Data listing:
-=-=-=-=-
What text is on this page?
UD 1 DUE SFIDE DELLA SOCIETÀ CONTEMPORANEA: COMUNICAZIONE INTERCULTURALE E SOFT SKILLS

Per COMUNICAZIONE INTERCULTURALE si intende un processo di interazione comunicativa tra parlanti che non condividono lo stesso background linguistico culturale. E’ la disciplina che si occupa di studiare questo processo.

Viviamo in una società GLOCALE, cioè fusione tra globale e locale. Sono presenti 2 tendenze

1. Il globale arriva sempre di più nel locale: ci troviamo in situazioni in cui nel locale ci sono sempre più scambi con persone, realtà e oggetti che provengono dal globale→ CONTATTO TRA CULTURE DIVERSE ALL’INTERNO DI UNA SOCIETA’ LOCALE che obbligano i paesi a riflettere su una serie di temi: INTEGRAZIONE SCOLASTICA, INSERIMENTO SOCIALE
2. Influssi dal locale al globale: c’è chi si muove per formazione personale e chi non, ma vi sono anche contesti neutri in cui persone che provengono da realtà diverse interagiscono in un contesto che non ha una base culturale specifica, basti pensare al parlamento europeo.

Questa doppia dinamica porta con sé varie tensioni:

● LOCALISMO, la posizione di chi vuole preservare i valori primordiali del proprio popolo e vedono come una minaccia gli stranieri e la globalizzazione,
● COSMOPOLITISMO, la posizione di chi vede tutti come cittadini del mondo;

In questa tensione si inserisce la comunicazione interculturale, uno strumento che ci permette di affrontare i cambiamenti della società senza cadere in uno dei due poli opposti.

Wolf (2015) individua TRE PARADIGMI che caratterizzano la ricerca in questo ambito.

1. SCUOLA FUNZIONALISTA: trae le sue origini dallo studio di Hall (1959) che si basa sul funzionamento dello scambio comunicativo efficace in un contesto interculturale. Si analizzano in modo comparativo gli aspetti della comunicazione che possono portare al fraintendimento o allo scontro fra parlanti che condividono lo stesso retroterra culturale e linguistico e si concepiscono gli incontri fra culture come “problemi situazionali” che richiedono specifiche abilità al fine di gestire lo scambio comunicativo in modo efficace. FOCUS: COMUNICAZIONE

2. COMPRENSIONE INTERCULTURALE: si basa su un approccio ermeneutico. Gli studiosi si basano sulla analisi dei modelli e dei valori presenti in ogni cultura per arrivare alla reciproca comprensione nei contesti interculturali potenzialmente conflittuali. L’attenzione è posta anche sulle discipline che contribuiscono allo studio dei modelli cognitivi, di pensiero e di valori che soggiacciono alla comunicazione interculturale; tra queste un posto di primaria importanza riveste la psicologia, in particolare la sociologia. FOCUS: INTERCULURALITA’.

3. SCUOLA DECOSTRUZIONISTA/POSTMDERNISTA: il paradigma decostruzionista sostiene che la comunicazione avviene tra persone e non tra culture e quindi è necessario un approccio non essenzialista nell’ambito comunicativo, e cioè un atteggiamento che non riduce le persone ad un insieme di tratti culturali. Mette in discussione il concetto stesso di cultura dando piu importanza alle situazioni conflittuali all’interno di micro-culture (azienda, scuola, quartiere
-=-=-=-=-
Stated exercise:
Would you reproduce all the entries exactly?

Correct output:
What text is on this page?
UD 1 DUE SFIDE DELLA SOCIETÀ CONTEMPORANEA: COMUNICAZIONE INTERCULTURALE E SOFT SKILLS

Per COMUNICAZIONE INTERCULTURALE si intende un processo di interazione comunicativa tra parlanti che non condividono lo stesso background linguistico culturale. E’ la disciplina che si occupa di studiare questo processo.

Viviamo in una società GLOCALE, cioè fusione tra globale e locale. Sono presenti 2 tendenze

1. Il globale arriva sempre di più nel locale: ci troviamo in situazioni in cui nel locale ci sono sempre più scambi con persone, realtà e oggetti che provengono dal globale→ CONTATTO TRA CULTURE DIVERSE ALL’INTERNO DI UNA SOCIETA’ LOCALE che obbligano i paesi a riflettere su una serie di temi: INTEGRAZIONE SCOLASTICA, INSERIMENTO SOCIALE
2. Influssi dal locale al globale: c’è chi si muove per formazione personale e chi non, ma vi sono anche contesti neutri in cui persone che provengono da realtà diverse interagiscono in un contesto che non ha una base culturale specifica, basti pensare al parlamento europeo.

Questa doppia dinamica porta con sé varie tensioni:

● LOCALISMO, la posizione di chi vuole preservare i valori primordiali del proprio popolo e vedono come una minaccia gli stranieri e la globalizzazione,
● COSMOPOLITISMO, la posizione di chi vede tutti come cittadini del mondo;

In questa tensione si inserisce la comunicazione interculturale, uno strumento che ci permette di affrontare i cambiamenti della società senza cadere in uno dei due poli opposti.

Wolf (2015) individua TRE PARADIGMI che caratterizzano la ricerca in questo ambito.

1. SCUOLA FUNZIONALISTA: trae le sue origini dallo studio di Hall (1959) che si basa sul funzionamento dello scambio comunicativo efficace in un contesto interculturale. Si analizzano in modo comparativo gli aspetti della comunicazione che possono portare al fraintendimento o allo scontro fra parlanti che condividono lo stesso retroterra culturale e linguistico e si concepiscono gli incontri fra culture come “problemi situazionali” che richiedono specifiche abilità al fine di gestire lo scambio comunicativo in modo efficace. FOCUS: COMUNICAZIONE

2. COMPRENSIONE INTERCULTURALE: si basa su un approccio ermeneutico. Gli studiosi si basano sulla analisi dei modelli e dei valori presenti in ogni cultura per arrivare alla reciproca comprensione nei contesti interculturali potenzialmente conflittuali. L’attenzione è posta anche sulle discipline che contribuiscono allo studio dei modelli cognitivi, di pensiero e di valori che soggiacciono alla comunicazione interculturale; tra queste un posto di primaria importanza riveste la psicologia, in particolare la sociologia. FOCUS: INTERCULURALITA’.

3. SCUOLA DECOSTRUZIONISTA/POSTMDERNISTA: il paradigma decostruzionista sostiene che la comunicazione avviene tra persone e non tra culture e quindi è necessario un approccio non essenzialista nell’ambito comunicativo, e cioè un atteggiamento che non riduce le persone ad un insieme di tratti culturali. Mette in discussione il concetto stesso di cultura dando piu importanza alle situazioni conflittuali all’interno di micro-culture (azienda, scuola, quartiere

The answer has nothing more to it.